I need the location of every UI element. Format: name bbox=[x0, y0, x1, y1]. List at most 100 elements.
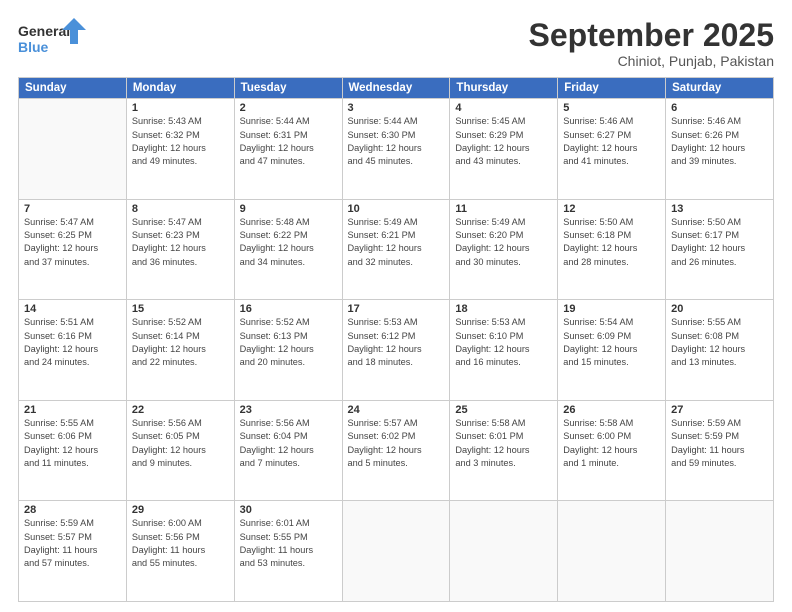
day-number: 26 bbox=[563, 404, 660, 416]
day-info-line: Daylight: 11 hours bbox=[671, 445, 744, 455]
day-info: Sunrise: 5:49 AMSunset: 6:21 PMDaylight:… bbox=[348, 216, 445, 269]
day-info-line: Sunrise: 5:48 AM bbox=[240, 217, 310, 227]
day-info-line: Daylight: 12 hours bbox=[455, 243, 529, 253]
day-info-line: Sunrise: 5:43 AM bbox=[132, 116, 202, 126]
day-number: 10 bbox=[348, 203, 445, 215]
day-info: Sunrise: 5:55 AMSunset: 6:08 PMDaylight:… bbox=[671, 316, 768, 369]
day-info-line: and 9 minutes. bbox=[132, 458, 192, 468]
table-cell: 3Sunrise: 5:44 AMSunset: 6:30 PMDaylight… bbox=[342, 99, 450, 200]
day-number: 17 bbox=[348, 303, 445, 315]
calendar-table: Sunday Monday Tuesday Wednesday Thursday… bbox=[18, 77, 774, 602]
day-info: Sunrise: 6:01 AMSunset: 5:55 PMDaylight:… bbox=[240, 517, 337, 570]
table-cell bbox=[558, 501, 666, 602]
table-cell bbox=[19, 99, 127, 200]
day-info-line: Daylight: 12 hours bbox=[132, 143, 206, 153]
table-cell: 29Sunrise: 6:00 AMSunset: 5:56 PMDayligh… bbox=[126, 501, 234, 602]
day-info-line: Sunrise: 5:44 AM bbox=[240, 116, 310, 126]
day-info: Sunrise: 5:44 AMSunset: 6:30 PMDaylight:… bbox=[348, 115, 445, 168]
table-cell: 14Sunrise: 5:51 AMSunset: 6:16 PMDayligh… bbox=[19, 300, 127, 401]
table-cell: 13Sunrise: 5:50 AMSunset: 6:17 PMDayligh… bbox=[666, 199, 774, 300]
day-info-line: Sunset: 5:56 PM bbox=[132, 532, 200, 542]
table-cell: 12Sunrise: 5:50 AMSunset: 6:18 PMDayligh… bbox=[558, 199, 666, 300]
day-info: Sunrise: 5:52 AMSunset: 6:14 PMDaylight:… bbox=[132, 316, 229, 369]
day-info: Sunrise: 5:51 AMSunset: 6:16 PMDaylight:… bbox=[24, 316, 121, 369]
day-info-line: Sunset: 6:30 PM bbox=[348, 130, 416, 140]
table-cell: 28Sunrise: 5:59 AMSunset: 5:57 PMDayligh… bbox=[19, 501, 127, 602]
day-info-line: Daylight: 12 hours bbox=[563, 143, 637, 153]
table-cell: 5Sunrise: 5:46 AMSunset: 6:27 PMDaylight… bbox=[558, 99, 666, 200]
day-info-line: Daylight: 12 hours bbox=[455, 344, 529, 354]
day-info-line: Sunset: 6:13 PM bbox=[240, 331, 308, 341]
day-info: Sunrise: 6:00 AMSunset: 5:56 PMDaylight:… bbox=[132, 517, 229, 570]
day-info-line: Daylight: 12 hours bbox=[348, 445, 422, 455]
table-cell: 9Sunrise: 5:48 AMSunset: 6:22 PMDaylight… bbox=[234, 199, 342, 300]
day-info-line: and 26 minutes. bbox=[671, 257, 736, 267]
day-number: 9 bbox=[240, 203, 337, 215]
day-info-line: Daylight: 12 hours bbox=[24, 445, 98, 455]
day-info-line: Sunset: 6:20 PM bbox=[455, 230, 523, 240]
table-cell: 10Sunrise: 5:49 AMSunset: 6:21 PMDayligh… bbox=[342, 199, 450, 300]
day-info-line: Daylight: 12 hours bbox=[563, 344, 637, 354]
day-info-line: and 11 minutes. bbox=[24, 458, 89, 468]
day-number: 13 bbox=[671, 203, 768, 215]
day-info-line: Sunset: 6:32 PM bbox=[132, 130, 200, 140]
day-info: Sunrise: 5:44 AMSunset: 6:31 PMDaylight:… bbox=[240, 115, 337, 168]
day-number: 27 bbox=[671, 404, 768, 416]
day-info-line: Daylight: 12 hours bbox=[132, 445, 206, 455]
day-info-line: Sunset: 6:26 PM bbox=[671, 130, 739, 140]
table-cell: 17Sunrise: 5:53 AMSunset: 6:12 PMDayligh… bbox=[342, 300, 450, 401]
day-info-line: Sunrise: 5:51 AM bbox=[24, 317, 94, 327]
day-info-line: Daylight: 12 hours bbox=[240, 243, 314, 253]
day-info-line: and 20 minutes. bbox=[240, 357, 305, 367]
day-info-line: Daylight: 12 hours bbox=[24, 243, 98, 253]
day-info-line: Sunrise: 6:01 AM bbox=[240, 518, 310, 528]
day-info: Sunrise: 5:50 AMSunset: 6:18 PMDaylight:… bbox=[563, 216, 660, 269]
col-saturday: Saturday bbox=[666, 78, 774, 99]
table-cell: 19Sunrise: 5:54 AMSunset: 6:09 PMDayligh… bbox=[558, 300, 666, 401]
day-info-line: Sunset: 6:01 PM bbox=[455, 431, 523, 441]
table-cell: 7Sunrise: 5:47 AMSunset: 6:25 PMDaylight… bbox=[19, 199, 127, 300]
day-info-line: Daylight: 11 hours bbox=[132, 545, 205, 555]
table-cell bbox=[342, 501, 450, 602]
day-number: 6 bbox=[671, 102, 768, 114]
day-info-line: Sunrise: 5:47 AM bbox=[132, 217, 202, 227]
day-info-line: Sunset: 6:17 PM bbox=[671, 230, 739, 240]
day-info-line: Sunset: 6:10 PM bbox=[455, 331, 523, 341]
day-info-line: Sunset: 5:59 PM bbox=[671, 431, 739, 441]
day-info-line: and 53 minutes. bbox=[240, 558, 305, 568]
day-info-line: Daylight: 12 hours bbox=[24, 344, 98, 354]
table-cell: 20Sunrise: 5:55 AMSunset: 6:08 PMDayligh… bbox=[666, 300, 774, 401]
day-number: 30 bbox=[240, 504, 337, 516]
col-thursday: Thursday bbox=[450, 78, 558, 99]
day-number: 2 bbox=[240, 102, 337, 114]
day-number: 14 bbox=[24, 303, 121, 315]
day-info-line: Sunset: 6:00 PM bbox=[563, 431, 631, 441]
day-info-line: Daylight: 12 hours bbox=[563, 445, 637, 455]
day-number: 8 bbox=[132, 203, 229, 215]
day-info-line: Sunrise: 5:55 AM bbox=[24, 418, 94, 428]
day-info-line: Sunset: 5:57 PM bbox=[24, 532, 92, 542]
day-info-line: Sunrise: 5:52 AM bbox=[132, 317, 202, 327]
svg-text:General: General bbox=[18, 23, 70, 39]
day-info-line: Sunset: 6:14 PM bbox=[132, 331, 200, 341]
day-info: Sunrise: 5:46 AMSunset: 6:27 PMDaylight:… bbox=[563, 115, 660, 168]
day-info-line: Sunset: 6:12 PM bbox=[348, 331, 416, 341]
day-info-line: Sunrise: 5:46 AM bbox=[671, 116, 741, 126]
day-info-line: and 18 minutes. bbox=[348, 357, 413, 367]
day-info-line: Sunrise: 5:46 AM bbox=[563, 116, 633, 126]
day-number: 16 bbox=[240, 303, 337, 315]
day-info-line: Sunset: 6:18 PM bbox=[563, 230, 631, 240]
day-info-line: and 49 minutes. bbox=[132, 156, 197, 166]
day-info-line: Daylight: 11 hours bbox=[240, 545, 313, 555]
day-info-line: and 36 minutes. bbox=[132, 257, 197, 267]
col-sunday: Sunday bbox=[19, 78, 127, 99]
calendar-week-row: 21Sunrise: 5:55 AMSunset: 6:06 PMDayligh… bbox=[19, 400, 774, 501]
calendar-week-row: 1Sunrise: 5:43 AMSunset: 6:32 PMDaylight… bbox=[19, 99, 774, 200]
day-info-line: Sunrise: 5:47 AM bbox=[24, 217, 94, 227]
day-info-line: Sunset: 6:21 PM bbox=[348, 230, 416, 240]
day-info: Sunrise: 5:52 AMSunset: 6:13 PMDaylight:… bbox=[240, 316, 337, 369]
day-number: 7 bbox=[24, 203, 121, 215]
table-cell: 15Sunrise: 5:52 AMSunset: 6:14 PMDayligh… bbox=[126, 300, 234, 401]
day-info-line: and 39 minutes. bbox=[671, 156, 736, 166]
table-cell: 24Sunrise: 5:57 AMSunset: 6:02 PMDayligh… bbox=[342, 400, 450, 501]
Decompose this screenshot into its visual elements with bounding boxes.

........

**Task objective**
Turn the lines of the records from the one containing "day-number: 26 bbox=[563, 404, 660, 416]" through the one containing "calendar-table: Sunday Monday", both included, into a Markdown table with the columns Row and Text, numbering each row and skipping any blank lines.

**Solution to this exercise**
| Row | Text |
|---|---|
| 1 | day-number: 26 bbox=[563, 404, 660, 416] |
| 2 | day-info-line: Daylight: 11 hours bbox=[671, 445, 744, 455] |
| 3 | day-info: Sunrise: 5:49 AMSunset: 6:21 PMDaylight:… bbox=[348, 216, 445, 269] |
| 4 | day-info-line: Sunrise: 5:48 AM bbox=[240, 217, 310, 227] |
| 5 | day-info-line: Daylight: 12 hours bbox=[455, 243, 529, 253] |
| 6 | day-info-line: Sunrise: 5:43 AM bbox=[132, 116, 202, 126] |
| 7 | day-number: 10 bbox=[348, 203, 445, 215] |
| 8 | day-info: Sunrise: 5:55 AMSunset: 6:08 PMDaylight:… bbox=[671, 316, 768, 369] |
| 9 | day-info-line: and 9 minutes. bbox=[132, 458, 192, 468] |
| 10 | table-cell: 3Sunrise: 5:44 AMSunset: 6:30 PMDaylight… bbox=[342, 99, 450, 200] |
| 11 | day-number: 17 bbox=[348, 303, 445, 315] |
| 12 | calendar-table: Sunday Monday Tuesday Wednesday Thursday… bbox=[18, 77, 774, 602] |